_Exercise prompt_: Count how many lines include "observations" and answer with that number only.

:: Source material ::

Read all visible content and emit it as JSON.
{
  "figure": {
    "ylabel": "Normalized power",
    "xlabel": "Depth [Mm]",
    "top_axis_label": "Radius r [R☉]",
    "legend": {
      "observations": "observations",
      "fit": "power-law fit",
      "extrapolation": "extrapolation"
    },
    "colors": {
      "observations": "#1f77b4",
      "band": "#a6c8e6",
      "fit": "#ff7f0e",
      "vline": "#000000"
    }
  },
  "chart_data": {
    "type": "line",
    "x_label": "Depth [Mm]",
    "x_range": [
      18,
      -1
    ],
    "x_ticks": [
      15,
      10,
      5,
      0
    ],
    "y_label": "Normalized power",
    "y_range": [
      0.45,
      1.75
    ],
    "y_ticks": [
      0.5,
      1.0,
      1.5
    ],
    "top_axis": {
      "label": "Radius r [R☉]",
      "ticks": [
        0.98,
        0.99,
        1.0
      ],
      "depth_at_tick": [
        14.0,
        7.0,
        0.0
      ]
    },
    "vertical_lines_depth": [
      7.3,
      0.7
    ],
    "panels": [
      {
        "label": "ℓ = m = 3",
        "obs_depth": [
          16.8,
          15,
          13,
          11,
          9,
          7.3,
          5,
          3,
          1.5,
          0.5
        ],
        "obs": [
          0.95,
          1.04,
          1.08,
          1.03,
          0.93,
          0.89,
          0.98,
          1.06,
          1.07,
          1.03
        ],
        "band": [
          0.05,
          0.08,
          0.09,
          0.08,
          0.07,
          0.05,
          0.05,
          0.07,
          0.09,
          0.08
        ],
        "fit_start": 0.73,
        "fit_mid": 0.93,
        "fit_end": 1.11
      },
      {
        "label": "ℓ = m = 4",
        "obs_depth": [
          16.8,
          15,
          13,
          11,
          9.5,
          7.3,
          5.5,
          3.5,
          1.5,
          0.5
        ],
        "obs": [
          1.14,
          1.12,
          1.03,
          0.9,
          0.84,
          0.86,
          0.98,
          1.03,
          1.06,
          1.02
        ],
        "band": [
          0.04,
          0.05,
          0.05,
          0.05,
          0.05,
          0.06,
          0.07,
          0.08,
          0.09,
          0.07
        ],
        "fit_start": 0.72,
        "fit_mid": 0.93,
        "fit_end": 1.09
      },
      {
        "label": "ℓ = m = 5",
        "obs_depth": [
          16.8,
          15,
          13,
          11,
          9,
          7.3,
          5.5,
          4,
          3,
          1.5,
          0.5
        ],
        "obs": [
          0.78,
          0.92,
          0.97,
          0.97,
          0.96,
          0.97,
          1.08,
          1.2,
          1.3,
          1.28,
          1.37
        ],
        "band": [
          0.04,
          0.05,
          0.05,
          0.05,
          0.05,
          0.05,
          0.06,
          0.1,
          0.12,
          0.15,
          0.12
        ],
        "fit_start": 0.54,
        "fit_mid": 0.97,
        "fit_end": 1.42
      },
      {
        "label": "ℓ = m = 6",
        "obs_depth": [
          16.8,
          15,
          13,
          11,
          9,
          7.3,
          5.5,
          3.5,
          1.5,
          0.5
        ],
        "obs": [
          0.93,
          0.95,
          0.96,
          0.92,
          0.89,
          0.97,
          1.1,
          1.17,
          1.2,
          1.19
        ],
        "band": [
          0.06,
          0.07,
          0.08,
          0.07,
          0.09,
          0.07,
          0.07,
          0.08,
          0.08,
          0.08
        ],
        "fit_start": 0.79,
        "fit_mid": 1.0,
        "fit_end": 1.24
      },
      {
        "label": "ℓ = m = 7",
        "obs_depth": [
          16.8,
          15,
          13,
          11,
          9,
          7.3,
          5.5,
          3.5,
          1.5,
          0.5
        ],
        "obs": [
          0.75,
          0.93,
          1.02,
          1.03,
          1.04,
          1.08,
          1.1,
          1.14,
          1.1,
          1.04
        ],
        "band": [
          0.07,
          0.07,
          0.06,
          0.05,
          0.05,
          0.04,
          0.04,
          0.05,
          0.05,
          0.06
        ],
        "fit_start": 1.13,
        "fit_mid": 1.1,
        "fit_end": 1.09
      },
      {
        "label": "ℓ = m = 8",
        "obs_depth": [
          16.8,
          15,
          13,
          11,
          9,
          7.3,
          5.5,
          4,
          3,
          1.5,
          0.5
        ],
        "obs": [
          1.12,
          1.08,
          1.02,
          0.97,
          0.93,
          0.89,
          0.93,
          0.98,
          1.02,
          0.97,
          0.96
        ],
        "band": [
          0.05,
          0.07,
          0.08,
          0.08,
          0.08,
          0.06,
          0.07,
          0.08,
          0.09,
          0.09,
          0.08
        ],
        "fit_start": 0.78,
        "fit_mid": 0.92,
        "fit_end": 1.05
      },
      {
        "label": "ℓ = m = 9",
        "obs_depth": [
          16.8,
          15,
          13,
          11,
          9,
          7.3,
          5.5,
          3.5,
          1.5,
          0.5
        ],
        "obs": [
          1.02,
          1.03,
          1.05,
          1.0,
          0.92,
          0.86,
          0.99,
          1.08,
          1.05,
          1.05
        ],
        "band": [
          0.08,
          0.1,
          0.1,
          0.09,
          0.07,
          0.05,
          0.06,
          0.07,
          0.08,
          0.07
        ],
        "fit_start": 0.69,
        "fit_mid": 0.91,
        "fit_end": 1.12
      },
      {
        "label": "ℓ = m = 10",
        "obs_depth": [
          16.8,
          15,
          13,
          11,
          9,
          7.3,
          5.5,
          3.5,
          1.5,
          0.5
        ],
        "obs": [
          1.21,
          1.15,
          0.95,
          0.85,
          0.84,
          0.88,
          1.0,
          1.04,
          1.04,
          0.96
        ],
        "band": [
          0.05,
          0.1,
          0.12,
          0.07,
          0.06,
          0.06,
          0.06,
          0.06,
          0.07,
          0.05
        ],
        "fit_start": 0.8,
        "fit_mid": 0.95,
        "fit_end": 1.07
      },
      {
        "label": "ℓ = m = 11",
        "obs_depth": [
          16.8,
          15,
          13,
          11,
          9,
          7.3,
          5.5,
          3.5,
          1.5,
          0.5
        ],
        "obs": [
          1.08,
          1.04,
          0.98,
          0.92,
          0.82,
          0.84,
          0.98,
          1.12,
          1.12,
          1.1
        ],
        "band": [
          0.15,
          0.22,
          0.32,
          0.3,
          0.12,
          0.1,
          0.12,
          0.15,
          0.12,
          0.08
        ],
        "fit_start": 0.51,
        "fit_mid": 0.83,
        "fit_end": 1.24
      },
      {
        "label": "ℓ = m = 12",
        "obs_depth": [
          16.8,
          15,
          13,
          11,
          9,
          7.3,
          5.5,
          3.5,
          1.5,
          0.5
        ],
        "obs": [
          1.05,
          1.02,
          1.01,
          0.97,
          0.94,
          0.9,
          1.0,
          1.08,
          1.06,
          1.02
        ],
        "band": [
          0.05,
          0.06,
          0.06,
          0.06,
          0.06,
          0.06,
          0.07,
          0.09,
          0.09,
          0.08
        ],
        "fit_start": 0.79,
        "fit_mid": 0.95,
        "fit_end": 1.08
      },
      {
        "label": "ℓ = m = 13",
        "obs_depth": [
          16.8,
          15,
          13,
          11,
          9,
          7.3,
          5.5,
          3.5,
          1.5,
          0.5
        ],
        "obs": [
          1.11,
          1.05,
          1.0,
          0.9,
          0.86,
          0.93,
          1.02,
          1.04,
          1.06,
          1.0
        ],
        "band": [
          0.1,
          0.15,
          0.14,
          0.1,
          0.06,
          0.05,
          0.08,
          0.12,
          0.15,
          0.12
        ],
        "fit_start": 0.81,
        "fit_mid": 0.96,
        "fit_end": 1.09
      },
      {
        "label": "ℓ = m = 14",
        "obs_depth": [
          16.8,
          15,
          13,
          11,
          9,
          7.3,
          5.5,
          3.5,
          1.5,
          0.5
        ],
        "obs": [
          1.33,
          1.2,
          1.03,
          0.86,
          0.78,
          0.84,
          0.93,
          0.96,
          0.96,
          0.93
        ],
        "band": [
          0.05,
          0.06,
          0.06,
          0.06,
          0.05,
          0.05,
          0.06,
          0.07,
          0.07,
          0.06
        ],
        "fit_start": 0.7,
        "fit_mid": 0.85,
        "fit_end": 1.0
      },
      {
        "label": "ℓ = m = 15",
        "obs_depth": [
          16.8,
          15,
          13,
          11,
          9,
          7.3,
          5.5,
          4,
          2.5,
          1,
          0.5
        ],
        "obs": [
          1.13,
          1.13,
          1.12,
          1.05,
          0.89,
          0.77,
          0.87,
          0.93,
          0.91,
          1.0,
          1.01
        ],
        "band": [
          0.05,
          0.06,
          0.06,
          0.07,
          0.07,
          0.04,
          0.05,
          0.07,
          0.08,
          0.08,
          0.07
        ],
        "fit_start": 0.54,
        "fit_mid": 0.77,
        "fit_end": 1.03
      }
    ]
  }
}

:::

_Exercise result_: 2